**Requirement:** List every line in this data where the string "folioles" occurs.

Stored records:
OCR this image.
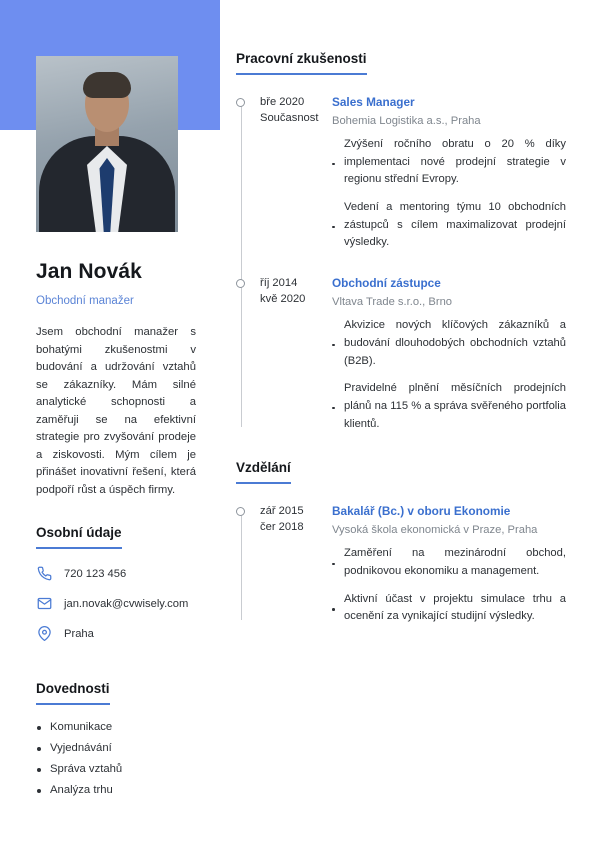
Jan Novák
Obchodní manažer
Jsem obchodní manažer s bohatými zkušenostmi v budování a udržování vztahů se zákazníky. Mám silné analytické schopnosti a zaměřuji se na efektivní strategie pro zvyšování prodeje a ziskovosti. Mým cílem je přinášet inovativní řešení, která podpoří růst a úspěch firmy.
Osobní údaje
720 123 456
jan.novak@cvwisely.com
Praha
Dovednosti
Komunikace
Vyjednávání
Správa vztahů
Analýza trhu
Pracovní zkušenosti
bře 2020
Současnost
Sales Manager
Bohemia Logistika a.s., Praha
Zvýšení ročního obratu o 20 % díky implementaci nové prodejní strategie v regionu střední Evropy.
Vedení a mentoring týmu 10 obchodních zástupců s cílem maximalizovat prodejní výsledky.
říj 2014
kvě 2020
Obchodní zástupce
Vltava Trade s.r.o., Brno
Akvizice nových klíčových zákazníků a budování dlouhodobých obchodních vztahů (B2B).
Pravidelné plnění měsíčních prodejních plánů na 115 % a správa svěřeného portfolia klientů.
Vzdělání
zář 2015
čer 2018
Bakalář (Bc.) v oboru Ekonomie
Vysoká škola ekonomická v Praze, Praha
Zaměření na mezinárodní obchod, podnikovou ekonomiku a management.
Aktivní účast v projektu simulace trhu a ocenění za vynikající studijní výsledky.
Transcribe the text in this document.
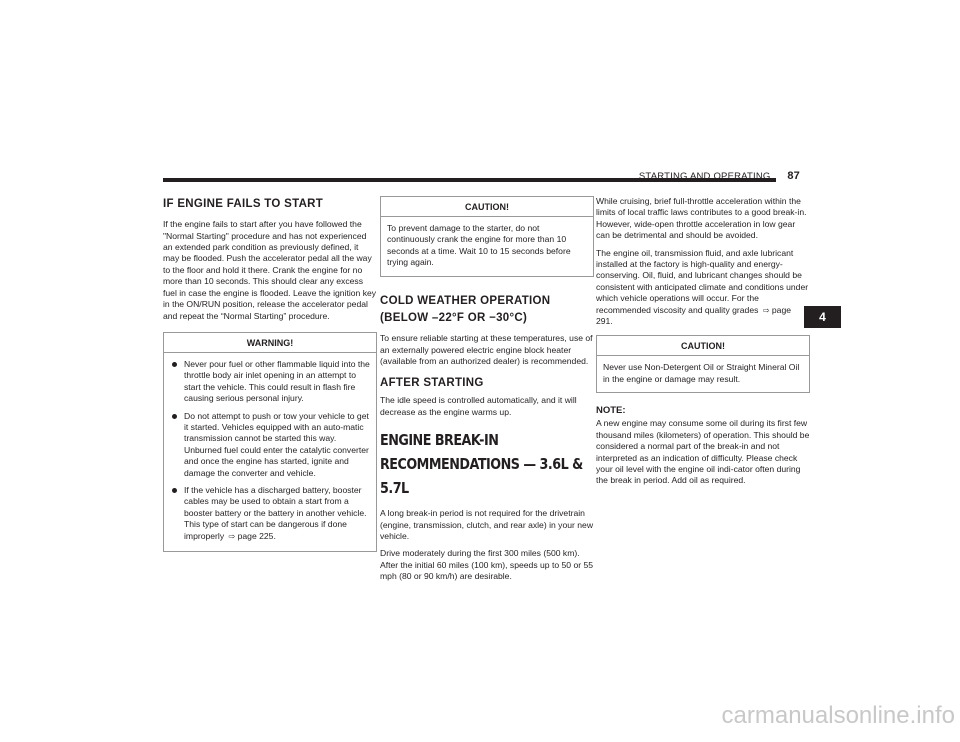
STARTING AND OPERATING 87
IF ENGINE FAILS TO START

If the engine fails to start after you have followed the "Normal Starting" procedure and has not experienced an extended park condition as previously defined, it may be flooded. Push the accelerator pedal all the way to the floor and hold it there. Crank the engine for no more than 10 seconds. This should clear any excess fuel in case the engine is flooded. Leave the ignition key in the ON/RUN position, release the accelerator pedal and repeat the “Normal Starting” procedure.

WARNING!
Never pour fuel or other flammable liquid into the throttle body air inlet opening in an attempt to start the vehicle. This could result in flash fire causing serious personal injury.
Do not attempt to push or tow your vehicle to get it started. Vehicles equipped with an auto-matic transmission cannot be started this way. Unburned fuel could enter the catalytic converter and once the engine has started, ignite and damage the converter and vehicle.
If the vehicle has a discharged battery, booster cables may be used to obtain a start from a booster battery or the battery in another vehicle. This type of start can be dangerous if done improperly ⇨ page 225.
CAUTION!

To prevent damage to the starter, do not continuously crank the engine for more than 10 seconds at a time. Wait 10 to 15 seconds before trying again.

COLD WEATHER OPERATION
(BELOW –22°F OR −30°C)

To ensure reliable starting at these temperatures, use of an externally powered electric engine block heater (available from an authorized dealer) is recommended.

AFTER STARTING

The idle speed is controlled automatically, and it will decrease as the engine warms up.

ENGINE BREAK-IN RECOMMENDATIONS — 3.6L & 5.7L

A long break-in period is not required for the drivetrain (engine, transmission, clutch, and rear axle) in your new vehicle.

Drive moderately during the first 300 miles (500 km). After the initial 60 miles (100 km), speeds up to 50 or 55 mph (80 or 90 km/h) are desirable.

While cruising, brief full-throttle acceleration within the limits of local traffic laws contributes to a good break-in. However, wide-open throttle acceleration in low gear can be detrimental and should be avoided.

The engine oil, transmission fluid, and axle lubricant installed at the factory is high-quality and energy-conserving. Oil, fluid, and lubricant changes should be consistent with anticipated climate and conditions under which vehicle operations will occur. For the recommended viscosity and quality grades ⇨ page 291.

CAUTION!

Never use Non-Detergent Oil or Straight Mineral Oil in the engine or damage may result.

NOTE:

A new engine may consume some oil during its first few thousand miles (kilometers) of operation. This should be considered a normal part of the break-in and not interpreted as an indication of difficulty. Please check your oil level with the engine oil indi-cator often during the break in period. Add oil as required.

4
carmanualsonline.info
* * *
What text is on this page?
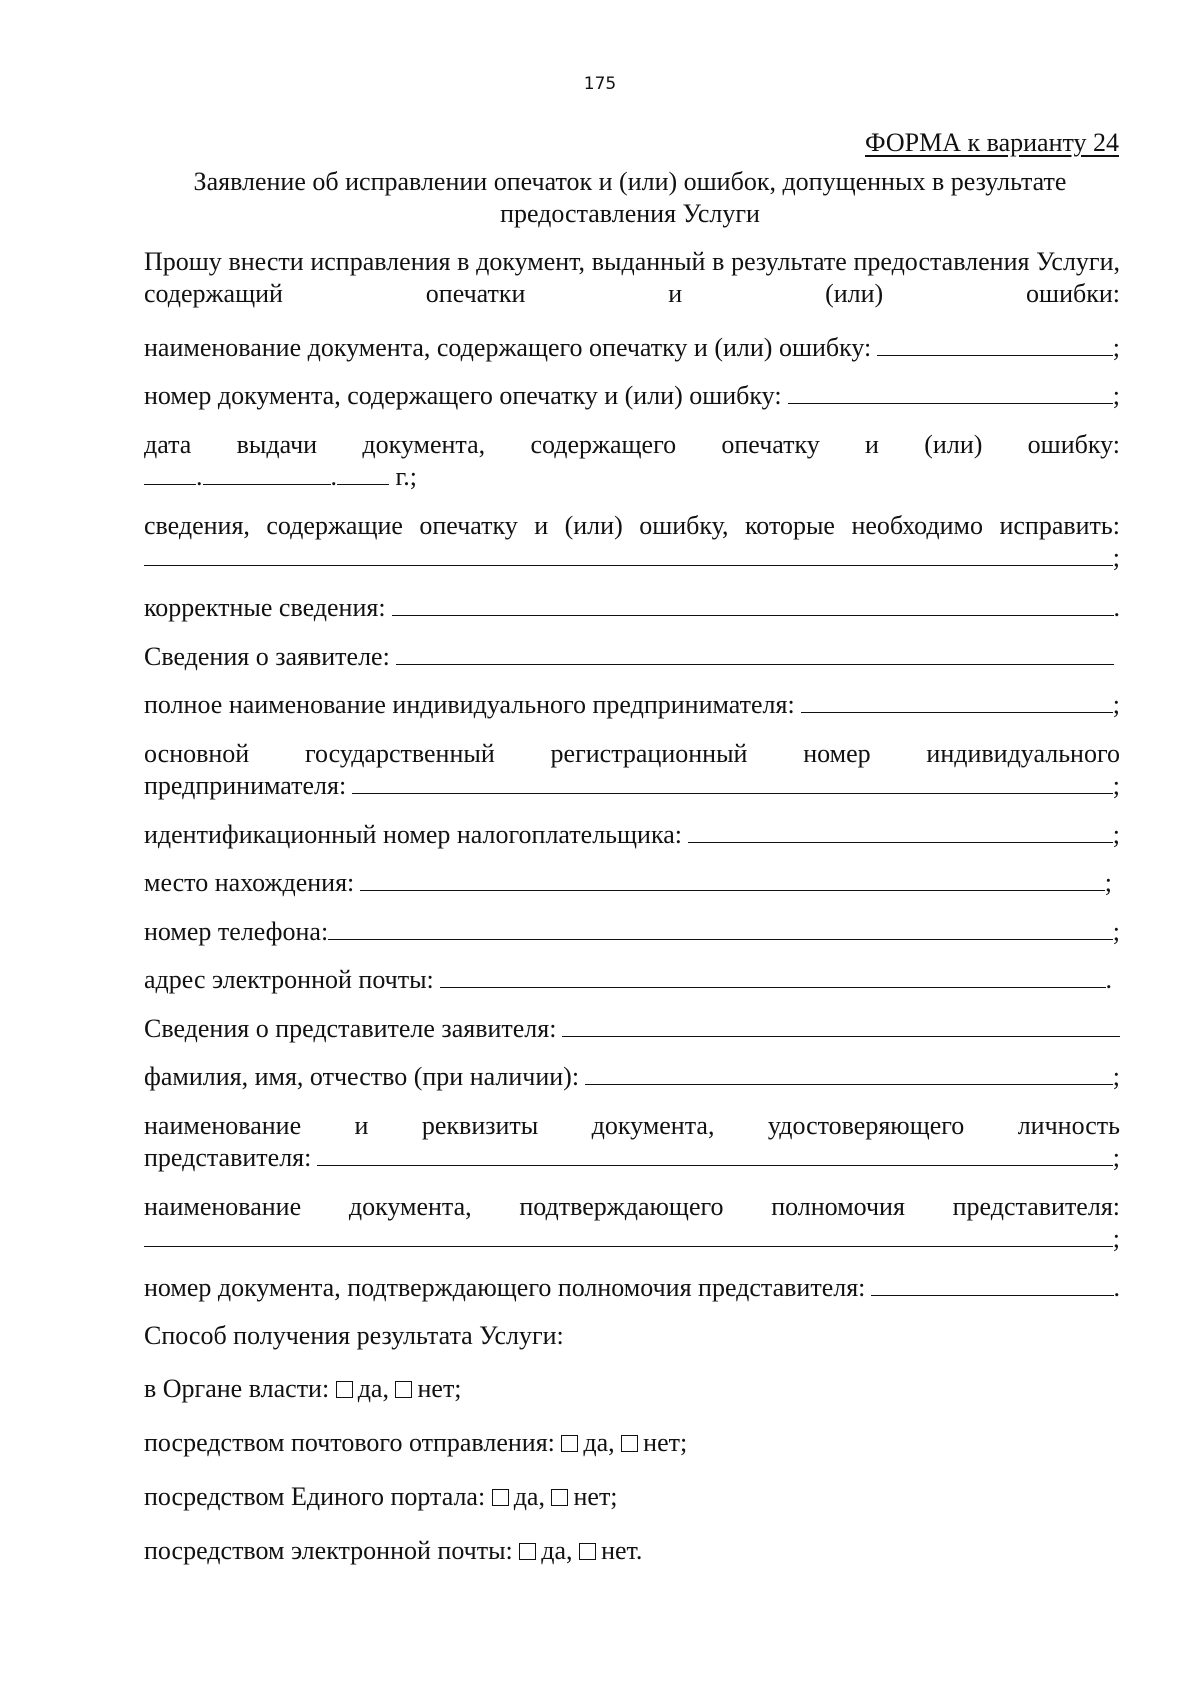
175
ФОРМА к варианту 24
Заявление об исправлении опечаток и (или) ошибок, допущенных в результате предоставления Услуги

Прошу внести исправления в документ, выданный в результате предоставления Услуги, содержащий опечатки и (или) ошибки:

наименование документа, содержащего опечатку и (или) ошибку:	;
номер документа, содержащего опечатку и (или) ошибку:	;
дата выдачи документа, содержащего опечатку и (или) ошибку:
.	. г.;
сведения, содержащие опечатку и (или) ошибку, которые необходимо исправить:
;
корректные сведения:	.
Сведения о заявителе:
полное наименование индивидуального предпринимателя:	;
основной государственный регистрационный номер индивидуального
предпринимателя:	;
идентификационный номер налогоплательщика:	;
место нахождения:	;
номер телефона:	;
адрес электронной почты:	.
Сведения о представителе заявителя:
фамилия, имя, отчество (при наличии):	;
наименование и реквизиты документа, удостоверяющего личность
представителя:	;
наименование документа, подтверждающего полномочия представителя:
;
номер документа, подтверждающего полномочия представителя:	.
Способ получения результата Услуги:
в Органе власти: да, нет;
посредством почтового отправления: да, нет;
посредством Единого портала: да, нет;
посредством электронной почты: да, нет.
...
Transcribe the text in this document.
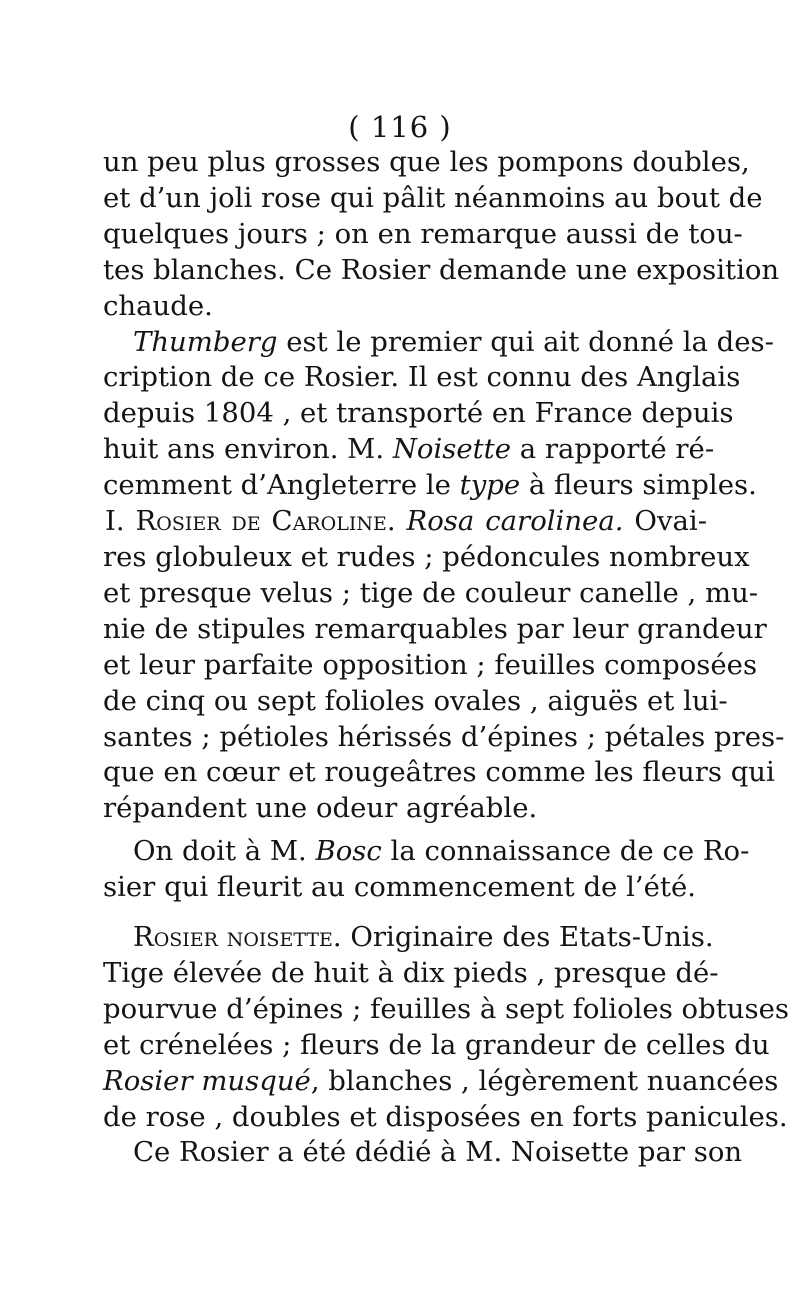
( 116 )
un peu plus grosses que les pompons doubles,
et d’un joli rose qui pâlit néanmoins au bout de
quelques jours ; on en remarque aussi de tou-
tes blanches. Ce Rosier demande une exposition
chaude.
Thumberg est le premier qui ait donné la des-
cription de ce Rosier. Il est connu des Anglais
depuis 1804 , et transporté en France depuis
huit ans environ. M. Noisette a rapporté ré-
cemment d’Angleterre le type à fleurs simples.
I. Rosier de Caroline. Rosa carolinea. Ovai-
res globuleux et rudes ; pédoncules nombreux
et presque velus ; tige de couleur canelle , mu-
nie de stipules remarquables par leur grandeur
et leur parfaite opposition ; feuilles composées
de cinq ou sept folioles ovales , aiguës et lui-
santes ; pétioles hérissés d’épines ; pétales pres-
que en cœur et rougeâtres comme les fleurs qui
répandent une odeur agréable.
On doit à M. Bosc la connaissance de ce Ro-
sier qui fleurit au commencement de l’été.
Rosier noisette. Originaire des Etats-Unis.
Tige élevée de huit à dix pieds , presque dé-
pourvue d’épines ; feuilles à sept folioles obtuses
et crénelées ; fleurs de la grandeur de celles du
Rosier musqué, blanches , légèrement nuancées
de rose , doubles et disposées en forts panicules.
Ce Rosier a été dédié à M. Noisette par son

**Exercise solution:**
de cinq ou sept folioles ovales , aiguës et lui-
pourvue d’épines ; feuilles à sept folioles obtuses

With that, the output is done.